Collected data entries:
########

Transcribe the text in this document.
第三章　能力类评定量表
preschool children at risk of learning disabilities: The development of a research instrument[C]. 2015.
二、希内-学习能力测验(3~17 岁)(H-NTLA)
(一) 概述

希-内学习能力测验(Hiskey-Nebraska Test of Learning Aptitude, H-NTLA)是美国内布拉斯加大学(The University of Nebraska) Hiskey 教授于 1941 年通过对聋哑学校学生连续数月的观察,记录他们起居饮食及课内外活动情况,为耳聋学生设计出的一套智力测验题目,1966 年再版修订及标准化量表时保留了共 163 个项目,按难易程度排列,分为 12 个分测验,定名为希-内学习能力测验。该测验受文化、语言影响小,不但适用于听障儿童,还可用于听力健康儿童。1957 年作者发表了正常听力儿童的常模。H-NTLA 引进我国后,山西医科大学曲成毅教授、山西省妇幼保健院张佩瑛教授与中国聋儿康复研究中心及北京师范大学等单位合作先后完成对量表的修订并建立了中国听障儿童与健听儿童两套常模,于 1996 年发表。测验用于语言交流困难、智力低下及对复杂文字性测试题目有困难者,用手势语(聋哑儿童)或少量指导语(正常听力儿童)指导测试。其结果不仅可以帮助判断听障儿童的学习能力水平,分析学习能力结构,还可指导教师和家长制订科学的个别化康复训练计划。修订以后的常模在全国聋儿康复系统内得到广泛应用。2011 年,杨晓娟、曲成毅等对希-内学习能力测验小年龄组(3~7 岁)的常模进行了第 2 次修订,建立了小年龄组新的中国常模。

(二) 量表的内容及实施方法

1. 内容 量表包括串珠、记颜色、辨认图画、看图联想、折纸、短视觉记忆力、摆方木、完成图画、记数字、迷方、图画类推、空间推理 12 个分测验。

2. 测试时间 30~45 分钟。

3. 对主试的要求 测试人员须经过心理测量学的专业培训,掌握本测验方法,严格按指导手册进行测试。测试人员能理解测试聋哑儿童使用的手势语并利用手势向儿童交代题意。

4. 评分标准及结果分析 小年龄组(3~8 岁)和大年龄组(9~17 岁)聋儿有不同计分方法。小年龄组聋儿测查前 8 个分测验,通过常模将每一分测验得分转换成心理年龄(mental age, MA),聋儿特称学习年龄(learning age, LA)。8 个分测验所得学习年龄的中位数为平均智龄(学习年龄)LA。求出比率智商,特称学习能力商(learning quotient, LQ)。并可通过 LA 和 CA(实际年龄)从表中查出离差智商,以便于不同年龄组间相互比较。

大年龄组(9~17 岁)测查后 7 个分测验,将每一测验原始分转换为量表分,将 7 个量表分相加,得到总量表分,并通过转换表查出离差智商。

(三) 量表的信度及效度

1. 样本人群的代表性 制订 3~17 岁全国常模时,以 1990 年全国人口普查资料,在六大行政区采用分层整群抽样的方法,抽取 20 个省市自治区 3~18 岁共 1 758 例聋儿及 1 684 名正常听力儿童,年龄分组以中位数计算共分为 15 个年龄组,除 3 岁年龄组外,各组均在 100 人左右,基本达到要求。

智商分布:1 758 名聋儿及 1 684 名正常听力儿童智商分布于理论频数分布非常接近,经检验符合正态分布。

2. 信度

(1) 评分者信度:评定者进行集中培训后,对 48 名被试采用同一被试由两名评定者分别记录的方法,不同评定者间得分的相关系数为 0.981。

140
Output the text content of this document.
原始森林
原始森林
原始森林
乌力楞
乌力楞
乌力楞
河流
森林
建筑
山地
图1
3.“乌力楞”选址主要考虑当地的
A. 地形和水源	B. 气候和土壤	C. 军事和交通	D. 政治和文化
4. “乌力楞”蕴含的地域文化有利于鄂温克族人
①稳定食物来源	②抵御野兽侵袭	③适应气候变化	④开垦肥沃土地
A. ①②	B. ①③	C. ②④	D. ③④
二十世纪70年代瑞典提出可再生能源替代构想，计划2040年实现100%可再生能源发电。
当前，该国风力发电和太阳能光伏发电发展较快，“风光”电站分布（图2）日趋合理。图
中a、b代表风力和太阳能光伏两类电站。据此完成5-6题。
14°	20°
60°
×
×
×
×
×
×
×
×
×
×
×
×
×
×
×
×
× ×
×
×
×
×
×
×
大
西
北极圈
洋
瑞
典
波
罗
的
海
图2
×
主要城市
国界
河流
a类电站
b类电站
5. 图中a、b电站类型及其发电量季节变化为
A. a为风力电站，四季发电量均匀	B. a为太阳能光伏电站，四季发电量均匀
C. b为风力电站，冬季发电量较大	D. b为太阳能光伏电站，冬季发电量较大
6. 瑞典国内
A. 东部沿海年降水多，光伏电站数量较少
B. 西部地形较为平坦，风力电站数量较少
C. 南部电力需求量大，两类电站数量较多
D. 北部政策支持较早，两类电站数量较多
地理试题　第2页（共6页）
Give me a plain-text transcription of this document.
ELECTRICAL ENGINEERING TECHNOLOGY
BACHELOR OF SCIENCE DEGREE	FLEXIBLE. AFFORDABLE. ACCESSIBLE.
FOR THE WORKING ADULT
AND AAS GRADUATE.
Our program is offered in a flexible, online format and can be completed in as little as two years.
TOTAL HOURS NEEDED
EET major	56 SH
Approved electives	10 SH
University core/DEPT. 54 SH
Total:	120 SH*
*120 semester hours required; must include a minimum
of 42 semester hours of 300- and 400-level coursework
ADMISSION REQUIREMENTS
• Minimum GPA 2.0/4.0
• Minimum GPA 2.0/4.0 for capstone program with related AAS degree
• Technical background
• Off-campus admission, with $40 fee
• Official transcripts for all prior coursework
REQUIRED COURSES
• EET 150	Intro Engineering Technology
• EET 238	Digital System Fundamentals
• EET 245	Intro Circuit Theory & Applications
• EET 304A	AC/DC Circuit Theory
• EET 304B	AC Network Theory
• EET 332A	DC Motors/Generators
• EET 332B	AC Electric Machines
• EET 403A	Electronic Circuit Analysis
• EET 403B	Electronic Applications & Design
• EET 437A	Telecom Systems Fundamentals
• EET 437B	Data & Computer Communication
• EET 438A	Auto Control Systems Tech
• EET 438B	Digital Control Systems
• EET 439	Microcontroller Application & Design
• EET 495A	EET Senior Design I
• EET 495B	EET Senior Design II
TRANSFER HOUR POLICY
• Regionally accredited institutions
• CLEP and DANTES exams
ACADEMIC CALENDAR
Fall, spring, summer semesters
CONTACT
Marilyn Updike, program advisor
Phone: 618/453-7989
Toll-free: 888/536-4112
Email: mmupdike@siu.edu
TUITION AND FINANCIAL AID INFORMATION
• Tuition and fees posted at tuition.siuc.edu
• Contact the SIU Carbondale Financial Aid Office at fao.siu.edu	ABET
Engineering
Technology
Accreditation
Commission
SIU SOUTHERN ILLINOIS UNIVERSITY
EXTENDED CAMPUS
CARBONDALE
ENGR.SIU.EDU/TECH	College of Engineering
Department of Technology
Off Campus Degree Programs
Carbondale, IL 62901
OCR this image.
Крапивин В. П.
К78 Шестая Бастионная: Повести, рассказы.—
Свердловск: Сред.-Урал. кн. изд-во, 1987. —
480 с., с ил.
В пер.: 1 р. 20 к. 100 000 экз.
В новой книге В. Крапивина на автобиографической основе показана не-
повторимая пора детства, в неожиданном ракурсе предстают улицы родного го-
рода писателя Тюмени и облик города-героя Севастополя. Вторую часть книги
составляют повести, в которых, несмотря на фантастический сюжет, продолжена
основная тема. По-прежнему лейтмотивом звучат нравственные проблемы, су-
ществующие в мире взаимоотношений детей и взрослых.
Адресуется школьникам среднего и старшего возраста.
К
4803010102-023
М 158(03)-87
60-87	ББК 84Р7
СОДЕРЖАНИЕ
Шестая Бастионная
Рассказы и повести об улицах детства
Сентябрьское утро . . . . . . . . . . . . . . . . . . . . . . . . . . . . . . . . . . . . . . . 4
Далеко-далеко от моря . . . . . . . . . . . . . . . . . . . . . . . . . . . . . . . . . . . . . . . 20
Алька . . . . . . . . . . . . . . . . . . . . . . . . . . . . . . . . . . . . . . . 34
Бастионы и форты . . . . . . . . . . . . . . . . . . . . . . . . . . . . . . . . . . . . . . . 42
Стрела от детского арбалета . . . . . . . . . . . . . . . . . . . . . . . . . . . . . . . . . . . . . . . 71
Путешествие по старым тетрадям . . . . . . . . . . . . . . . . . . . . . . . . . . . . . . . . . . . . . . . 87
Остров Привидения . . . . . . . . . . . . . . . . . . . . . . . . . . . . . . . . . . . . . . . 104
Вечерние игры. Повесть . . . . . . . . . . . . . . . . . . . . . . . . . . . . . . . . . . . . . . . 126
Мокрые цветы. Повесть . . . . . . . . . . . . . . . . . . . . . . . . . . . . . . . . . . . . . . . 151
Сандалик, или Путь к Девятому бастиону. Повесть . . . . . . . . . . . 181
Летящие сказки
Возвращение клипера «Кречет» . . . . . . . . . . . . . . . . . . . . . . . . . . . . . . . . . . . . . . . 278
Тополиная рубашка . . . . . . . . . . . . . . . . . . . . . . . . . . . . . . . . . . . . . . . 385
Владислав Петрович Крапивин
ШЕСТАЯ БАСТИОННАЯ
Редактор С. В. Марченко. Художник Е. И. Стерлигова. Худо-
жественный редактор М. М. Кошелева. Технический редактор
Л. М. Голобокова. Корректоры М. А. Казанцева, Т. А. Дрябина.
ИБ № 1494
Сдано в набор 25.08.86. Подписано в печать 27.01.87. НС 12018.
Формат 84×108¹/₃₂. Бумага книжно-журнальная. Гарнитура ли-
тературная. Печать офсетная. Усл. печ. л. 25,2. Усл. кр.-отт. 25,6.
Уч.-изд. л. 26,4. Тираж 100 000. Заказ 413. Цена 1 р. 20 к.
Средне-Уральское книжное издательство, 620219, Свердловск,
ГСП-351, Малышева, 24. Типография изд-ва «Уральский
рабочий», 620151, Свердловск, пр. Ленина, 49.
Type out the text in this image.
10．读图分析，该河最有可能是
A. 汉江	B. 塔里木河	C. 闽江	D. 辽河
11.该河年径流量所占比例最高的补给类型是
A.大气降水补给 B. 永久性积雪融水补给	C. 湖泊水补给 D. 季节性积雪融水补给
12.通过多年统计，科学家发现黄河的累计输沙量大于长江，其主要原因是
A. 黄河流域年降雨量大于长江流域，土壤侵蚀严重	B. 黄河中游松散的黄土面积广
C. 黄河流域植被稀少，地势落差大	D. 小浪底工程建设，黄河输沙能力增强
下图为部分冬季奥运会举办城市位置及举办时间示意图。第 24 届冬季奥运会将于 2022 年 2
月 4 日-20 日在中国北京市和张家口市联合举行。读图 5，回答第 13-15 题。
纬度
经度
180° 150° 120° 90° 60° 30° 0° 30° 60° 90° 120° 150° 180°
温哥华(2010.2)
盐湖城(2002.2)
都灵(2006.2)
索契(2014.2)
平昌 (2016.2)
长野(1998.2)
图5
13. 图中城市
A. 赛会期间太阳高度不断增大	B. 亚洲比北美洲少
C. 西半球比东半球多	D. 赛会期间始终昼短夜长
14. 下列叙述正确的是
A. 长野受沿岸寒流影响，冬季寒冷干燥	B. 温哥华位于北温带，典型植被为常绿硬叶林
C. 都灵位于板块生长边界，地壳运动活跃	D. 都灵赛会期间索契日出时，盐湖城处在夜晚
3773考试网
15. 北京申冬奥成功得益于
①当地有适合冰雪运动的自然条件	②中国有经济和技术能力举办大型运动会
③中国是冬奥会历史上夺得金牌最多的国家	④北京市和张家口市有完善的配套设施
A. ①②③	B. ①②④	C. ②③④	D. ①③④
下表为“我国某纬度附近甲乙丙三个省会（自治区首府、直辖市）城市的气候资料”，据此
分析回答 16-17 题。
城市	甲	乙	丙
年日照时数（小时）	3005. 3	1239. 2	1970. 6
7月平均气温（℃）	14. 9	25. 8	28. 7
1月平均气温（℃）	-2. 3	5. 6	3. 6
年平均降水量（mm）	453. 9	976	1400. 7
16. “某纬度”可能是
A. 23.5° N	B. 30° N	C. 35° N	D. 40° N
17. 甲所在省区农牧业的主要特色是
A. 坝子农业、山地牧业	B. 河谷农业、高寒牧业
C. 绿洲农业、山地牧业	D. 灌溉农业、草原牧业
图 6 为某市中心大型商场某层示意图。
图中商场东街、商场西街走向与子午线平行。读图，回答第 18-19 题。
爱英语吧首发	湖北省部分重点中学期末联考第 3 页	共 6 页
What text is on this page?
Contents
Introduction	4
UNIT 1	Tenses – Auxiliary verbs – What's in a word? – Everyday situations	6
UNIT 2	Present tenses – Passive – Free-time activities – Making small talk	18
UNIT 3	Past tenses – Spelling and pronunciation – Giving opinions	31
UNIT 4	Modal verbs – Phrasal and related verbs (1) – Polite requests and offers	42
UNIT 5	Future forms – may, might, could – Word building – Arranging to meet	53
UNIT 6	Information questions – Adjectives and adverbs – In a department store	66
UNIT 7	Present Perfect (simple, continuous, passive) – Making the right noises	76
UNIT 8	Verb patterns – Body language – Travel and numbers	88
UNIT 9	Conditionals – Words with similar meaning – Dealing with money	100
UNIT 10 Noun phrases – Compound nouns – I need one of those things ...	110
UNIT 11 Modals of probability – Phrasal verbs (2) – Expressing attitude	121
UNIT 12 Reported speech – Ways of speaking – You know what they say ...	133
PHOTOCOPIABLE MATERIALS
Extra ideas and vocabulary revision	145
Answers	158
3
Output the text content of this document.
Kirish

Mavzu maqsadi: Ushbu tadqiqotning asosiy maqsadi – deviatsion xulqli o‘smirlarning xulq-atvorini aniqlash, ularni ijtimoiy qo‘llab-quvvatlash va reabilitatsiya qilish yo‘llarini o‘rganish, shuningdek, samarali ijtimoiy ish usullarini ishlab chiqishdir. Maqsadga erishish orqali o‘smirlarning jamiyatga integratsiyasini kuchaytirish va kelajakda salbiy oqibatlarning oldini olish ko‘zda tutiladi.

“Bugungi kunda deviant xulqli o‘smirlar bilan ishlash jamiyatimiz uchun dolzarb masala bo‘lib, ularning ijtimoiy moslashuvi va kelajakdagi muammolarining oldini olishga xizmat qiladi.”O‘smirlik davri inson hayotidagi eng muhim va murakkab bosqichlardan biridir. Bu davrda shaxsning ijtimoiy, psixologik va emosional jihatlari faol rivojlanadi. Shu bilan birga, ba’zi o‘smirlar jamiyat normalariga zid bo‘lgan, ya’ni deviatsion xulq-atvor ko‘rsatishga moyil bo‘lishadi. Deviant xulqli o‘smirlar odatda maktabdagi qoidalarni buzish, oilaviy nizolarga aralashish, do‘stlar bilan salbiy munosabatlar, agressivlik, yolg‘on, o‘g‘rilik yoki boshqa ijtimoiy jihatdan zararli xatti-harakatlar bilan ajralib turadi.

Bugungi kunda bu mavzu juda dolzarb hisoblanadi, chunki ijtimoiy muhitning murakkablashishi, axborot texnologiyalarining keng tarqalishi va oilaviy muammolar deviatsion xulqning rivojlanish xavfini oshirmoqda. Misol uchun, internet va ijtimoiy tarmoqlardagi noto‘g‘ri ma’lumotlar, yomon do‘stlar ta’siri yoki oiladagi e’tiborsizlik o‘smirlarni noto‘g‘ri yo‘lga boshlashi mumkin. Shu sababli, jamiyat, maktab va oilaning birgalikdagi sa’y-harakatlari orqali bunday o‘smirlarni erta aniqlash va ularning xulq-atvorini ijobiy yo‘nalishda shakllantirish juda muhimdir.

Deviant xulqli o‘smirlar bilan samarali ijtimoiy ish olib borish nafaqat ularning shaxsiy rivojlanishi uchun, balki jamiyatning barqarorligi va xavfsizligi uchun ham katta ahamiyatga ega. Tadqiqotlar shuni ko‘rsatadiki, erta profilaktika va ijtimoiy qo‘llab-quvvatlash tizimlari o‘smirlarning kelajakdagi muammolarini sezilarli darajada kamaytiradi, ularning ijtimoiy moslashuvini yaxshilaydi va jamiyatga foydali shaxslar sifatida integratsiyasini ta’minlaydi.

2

########

Show, from the material above, each line that includes the string "Theory".

• EET 245	Intro Circuit Theory & Applications
• EET 304A	AC/DC Circuit Theory
• EET 304B	AC Network Theory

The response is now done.